- [Aim of the exercise]:
Find each line with the string "years" and copy it.

+++

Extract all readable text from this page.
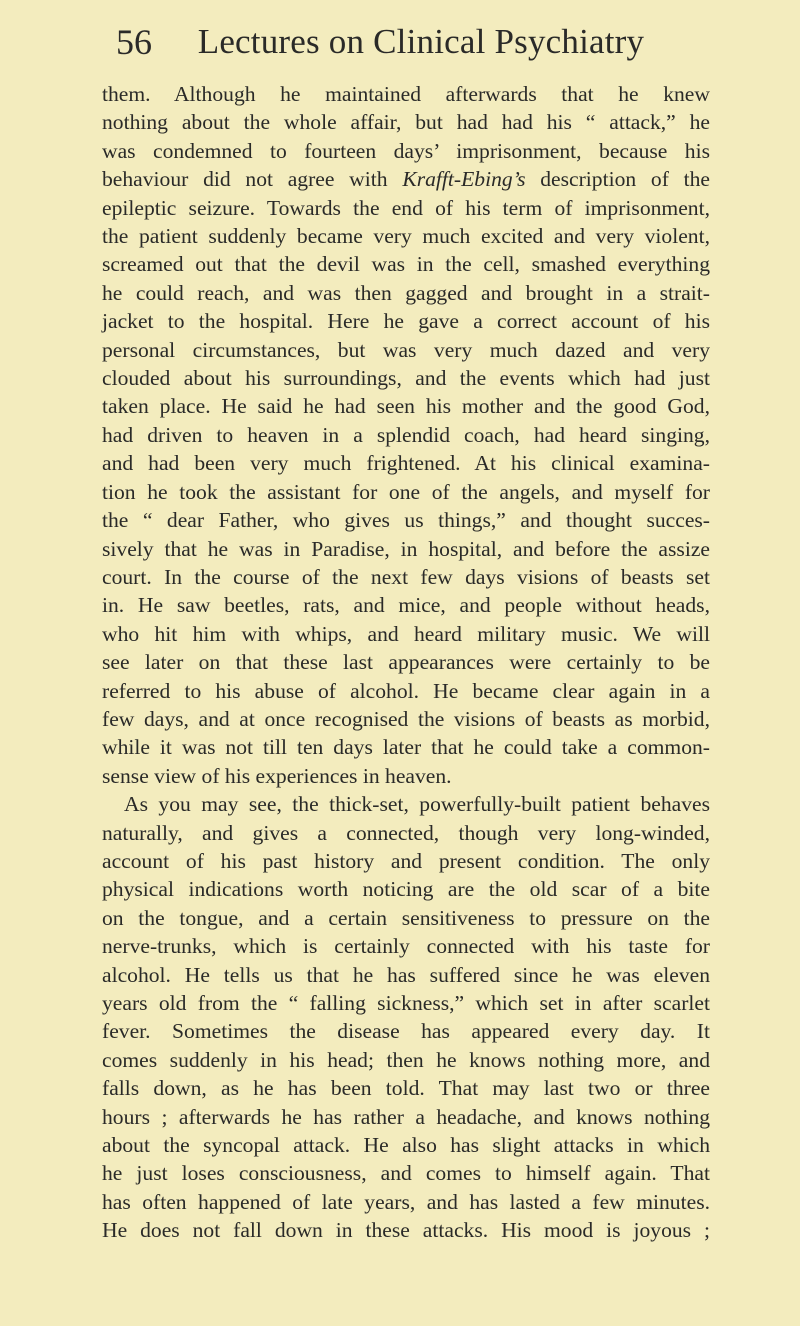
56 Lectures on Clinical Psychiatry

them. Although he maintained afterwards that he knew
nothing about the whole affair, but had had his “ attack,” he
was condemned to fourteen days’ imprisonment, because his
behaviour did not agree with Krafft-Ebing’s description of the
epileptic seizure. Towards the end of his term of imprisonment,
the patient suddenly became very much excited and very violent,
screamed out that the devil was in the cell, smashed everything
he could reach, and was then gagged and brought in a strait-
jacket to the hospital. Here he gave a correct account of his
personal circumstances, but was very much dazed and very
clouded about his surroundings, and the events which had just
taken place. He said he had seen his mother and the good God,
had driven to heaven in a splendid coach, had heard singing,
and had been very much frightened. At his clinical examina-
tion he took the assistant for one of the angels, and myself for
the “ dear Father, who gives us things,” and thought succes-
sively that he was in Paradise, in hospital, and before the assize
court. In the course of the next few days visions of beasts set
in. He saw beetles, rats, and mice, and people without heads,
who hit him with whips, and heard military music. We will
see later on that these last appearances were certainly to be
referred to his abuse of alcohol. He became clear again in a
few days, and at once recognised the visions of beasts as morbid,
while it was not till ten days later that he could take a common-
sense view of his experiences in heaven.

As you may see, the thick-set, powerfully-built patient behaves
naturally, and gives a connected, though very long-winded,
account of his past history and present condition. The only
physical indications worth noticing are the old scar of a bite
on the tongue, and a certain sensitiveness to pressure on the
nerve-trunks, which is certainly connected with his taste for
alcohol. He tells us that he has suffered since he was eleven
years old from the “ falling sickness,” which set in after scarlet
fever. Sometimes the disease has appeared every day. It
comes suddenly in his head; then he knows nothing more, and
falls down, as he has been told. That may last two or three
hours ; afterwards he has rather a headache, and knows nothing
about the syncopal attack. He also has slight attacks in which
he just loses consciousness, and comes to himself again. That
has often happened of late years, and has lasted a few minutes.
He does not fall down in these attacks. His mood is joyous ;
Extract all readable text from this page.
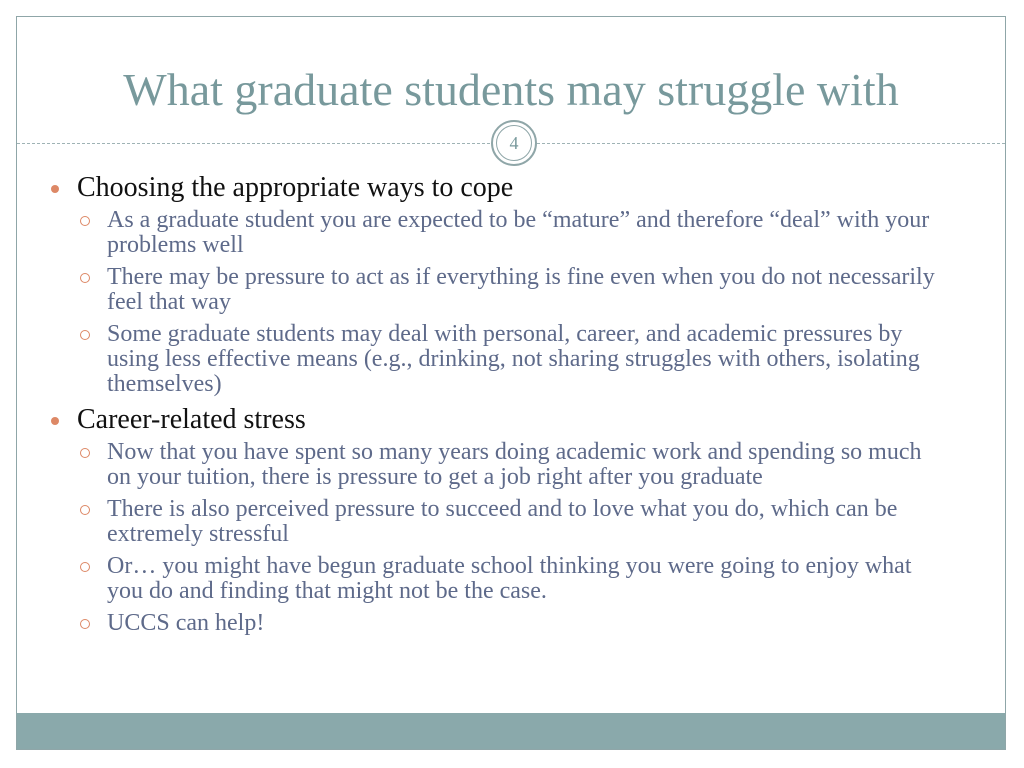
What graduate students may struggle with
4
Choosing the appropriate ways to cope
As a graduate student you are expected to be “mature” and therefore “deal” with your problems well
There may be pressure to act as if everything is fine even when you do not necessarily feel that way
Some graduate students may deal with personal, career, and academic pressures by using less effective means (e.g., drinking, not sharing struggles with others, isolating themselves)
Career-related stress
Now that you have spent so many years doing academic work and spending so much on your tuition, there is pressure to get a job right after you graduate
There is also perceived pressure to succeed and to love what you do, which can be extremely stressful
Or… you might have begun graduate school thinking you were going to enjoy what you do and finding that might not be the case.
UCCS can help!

+++

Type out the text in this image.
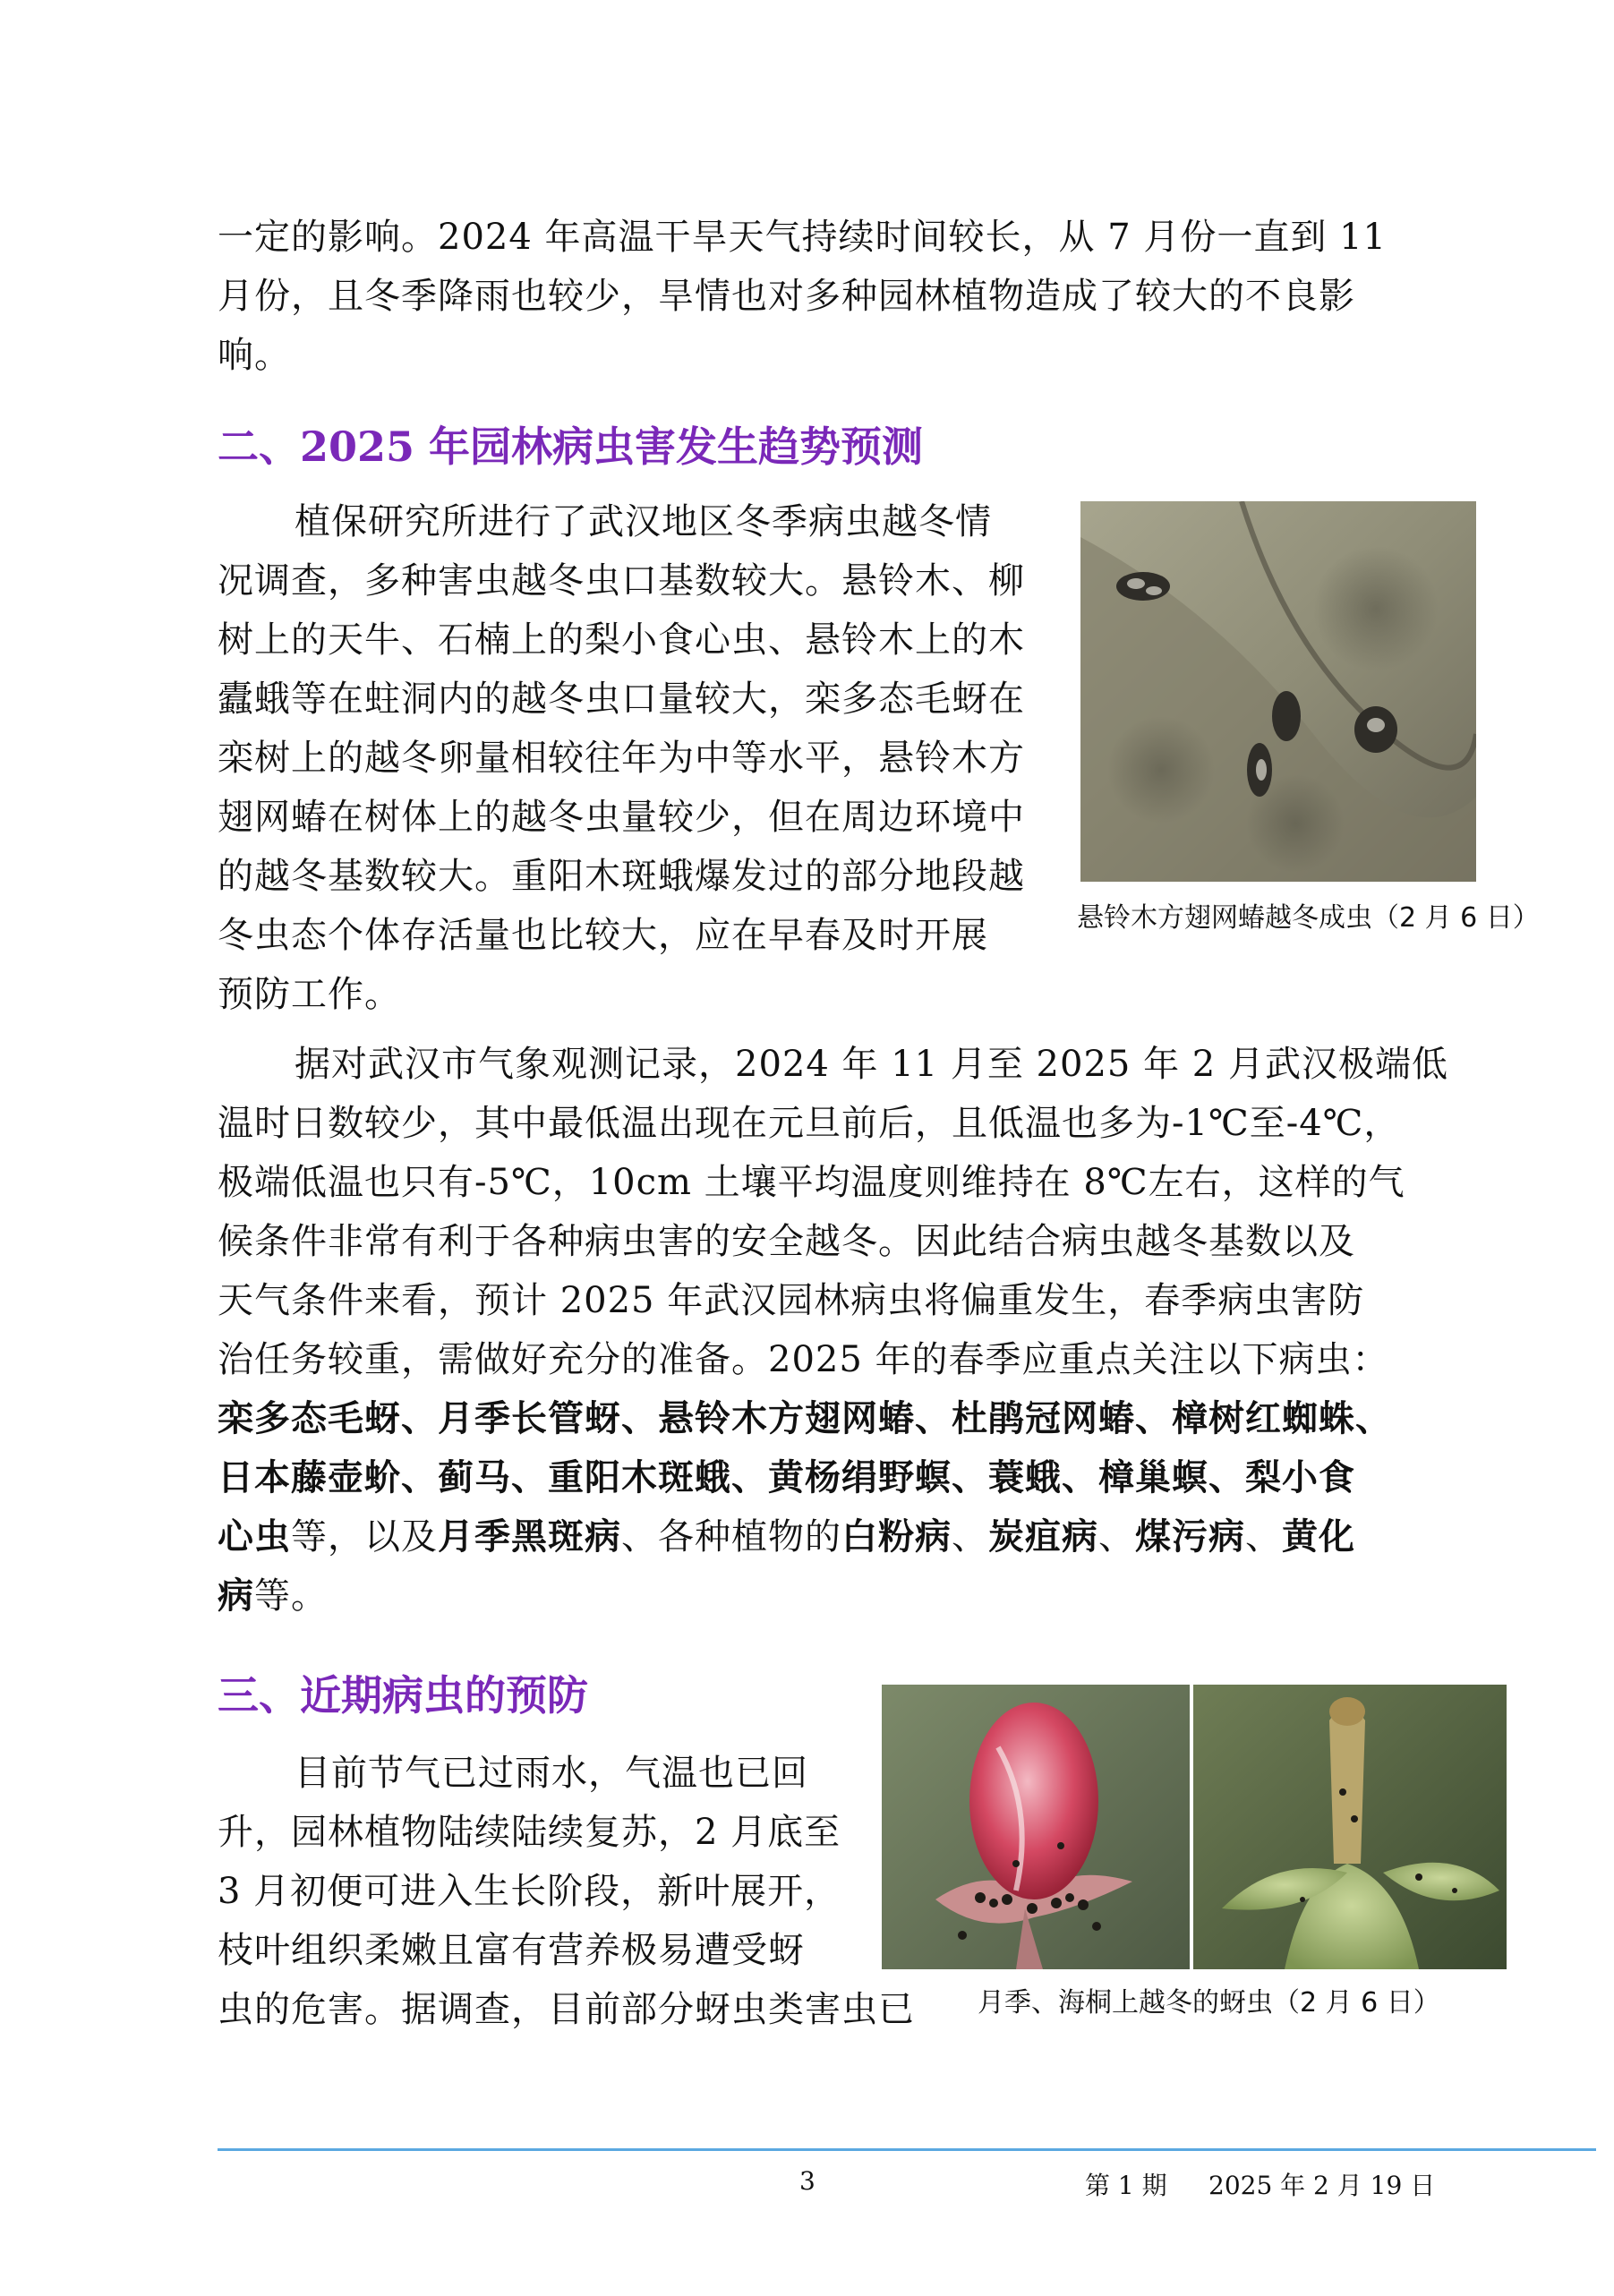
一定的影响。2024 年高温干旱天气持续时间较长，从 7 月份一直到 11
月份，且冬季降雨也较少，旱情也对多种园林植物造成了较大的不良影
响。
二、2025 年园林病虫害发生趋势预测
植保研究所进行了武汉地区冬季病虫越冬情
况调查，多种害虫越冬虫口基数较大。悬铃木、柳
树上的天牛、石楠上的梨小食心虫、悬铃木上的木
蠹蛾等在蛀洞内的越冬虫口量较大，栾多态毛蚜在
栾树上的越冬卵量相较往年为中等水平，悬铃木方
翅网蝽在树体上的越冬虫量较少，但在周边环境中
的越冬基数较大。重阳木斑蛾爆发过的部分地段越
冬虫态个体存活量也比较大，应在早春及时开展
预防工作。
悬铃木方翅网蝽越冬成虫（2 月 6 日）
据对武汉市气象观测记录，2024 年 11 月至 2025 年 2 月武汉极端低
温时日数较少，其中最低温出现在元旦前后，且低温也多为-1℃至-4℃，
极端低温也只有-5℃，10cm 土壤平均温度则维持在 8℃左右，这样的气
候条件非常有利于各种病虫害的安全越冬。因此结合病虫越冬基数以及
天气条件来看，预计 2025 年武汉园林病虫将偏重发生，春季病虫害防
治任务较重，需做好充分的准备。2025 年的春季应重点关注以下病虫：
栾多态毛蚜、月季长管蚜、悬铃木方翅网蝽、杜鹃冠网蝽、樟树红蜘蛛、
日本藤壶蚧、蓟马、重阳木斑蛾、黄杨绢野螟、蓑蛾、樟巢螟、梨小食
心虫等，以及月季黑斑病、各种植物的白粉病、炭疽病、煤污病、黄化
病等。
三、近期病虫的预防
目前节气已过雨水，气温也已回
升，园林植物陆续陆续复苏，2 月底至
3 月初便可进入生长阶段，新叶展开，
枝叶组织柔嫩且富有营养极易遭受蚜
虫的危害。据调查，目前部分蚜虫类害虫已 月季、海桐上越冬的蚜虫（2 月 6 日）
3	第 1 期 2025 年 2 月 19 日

+++

- [Response to the task]:
years old from the “ falling sickness,” which set in after scarlet
has often happened of late years, and has lasted a few minutes.
Now that you have spent so many years doing academic work and spending so much on your tuition, there is pressure to get a job right after you graduate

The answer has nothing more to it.